__The problem__
Revise the items below so that each "study-point" becomes "data-point". Keep every other part of the lines the same.

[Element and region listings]
───

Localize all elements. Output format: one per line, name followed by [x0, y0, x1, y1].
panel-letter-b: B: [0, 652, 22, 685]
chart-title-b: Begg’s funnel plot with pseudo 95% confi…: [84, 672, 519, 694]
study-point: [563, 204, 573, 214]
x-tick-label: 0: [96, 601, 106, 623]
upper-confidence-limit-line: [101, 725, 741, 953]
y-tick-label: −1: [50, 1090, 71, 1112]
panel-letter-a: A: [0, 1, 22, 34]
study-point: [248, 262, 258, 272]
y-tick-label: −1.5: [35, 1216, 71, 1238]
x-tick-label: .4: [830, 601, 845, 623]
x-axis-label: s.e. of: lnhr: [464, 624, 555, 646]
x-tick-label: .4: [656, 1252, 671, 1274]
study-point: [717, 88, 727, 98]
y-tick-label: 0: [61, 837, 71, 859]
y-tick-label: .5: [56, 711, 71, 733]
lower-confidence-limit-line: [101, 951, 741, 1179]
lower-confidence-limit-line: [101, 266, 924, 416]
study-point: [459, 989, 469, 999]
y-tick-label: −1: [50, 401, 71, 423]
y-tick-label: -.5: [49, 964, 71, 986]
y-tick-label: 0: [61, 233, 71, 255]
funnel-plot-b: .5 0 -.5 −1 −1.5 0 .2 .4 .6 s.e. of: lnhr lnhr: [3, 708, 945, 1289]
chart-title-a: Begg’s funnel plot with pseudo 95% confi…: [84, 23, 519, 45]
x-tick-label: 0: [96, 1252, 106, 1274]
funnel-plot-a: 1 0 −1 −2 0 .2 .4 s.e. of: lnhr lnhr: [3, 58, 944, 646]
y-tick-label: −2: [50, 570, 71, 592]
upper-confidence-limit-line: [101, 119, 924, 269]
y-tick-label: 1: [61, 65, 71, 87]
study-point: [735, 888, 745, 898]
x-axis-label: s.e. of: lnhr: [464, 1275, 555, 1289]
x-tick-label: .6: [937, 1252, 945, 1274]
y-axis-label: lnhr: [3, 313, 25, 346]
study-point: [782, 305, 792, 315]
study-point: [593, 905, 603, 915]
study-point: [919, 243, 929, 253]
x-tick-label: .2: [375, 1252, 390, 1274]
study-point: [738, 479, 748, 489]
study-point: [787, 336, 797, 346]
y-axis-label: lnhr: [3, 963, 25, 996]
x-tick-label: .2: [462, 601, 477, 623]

───

__In response__
Localize all elements. Output format: one per line, name followed by [x0, y0, x1, y1].
panel-letter-b: B: [0, 652, 22, 685]
chart-title-b: Begg’s funnel plot with pseudo 95% confi…: [84, 672, 519, 694]
data-point: [563, 204, 573, 214]
x-tick-label: 0: [96, 601, 106, 623]
upper-confidence-limit-line: [101, 725, 741, 953]
y-tick-label: −1: [50, 1090, 71, 1112]
panel-letter-a: A: [0, 1, 22, 34]
data-point: [248, 262, 258, 272]
y-tick-label: −1.5: [35, 1216, 71, 1238]
x-tick-label: .4: [830, 601, 845, 623]
x-axis-label: s.e. of: lnhr: [464, 624, 555, 646]
x-tick-label: .4: [656, 1252, 671, 1274]
data-point: [717, 88, 727, 98]
y-tick-label: 0: [61, 837, 71, 859]
y-tick-label: .5: [56, 711, 71, 733]
lower-confidence-limit-line: [101, 951, 741, 1179]
lower-confidence-limit-line: [101, 266, 924, 416]
data-point: [459, 989, 469, 999]
y-tick-label: −1: [50, 401, 71, 423]
y-tick-label: -.5: [49, 964, 71, 986]
y-tick-label: 0: [61, 233, 71, 255]
funnel-plot-b: .5 0 -.5 −1 −1.5 0 .2 .4 .6 s.e. of: lnhr lnhr: [3, 708, 945, 1289]
chart-title-a: Begg’s funnel plot with pseudo 95% confi…: [84, 23, 519, 45]
x-tick-label: 0: [96, 1252, 106, 1274]
funnel-plot-a: 1 0 −1 −2 0 .2 .4 s.e. of: lnhr lnhr: [3, 58, 944, 646]
y-tick-label: −2: [50, 570, 71, 592]
upper-confidence-limit-line: [101, 119, 924, 269]
y-tick-label: 1: [61, 65, 71, 87]
data-point: [735, 888, 745, 898]
x-axis-label: s.e. of: lnhr: [464, 1275, 555, 1289]
x-tick-label: .6: [937, 1252, 945, 1274]
y-axis-label: lnhr: [3, 313, 25, 346]
data-point: [782, 305, 792, 315]
data-point: [593, 905, 603, 915]
data-point: [919, 243, 929, 253]
x-tick-label: .2: [375, 1252, 390, 1274]
data-point: [738, 479, 748, 489]
data-point: [787, 336, 797, 346]
y-axis-label: lnhr: [3, 963, 25, 996]
x-tick-label: .2: [462, 601, 477, 623]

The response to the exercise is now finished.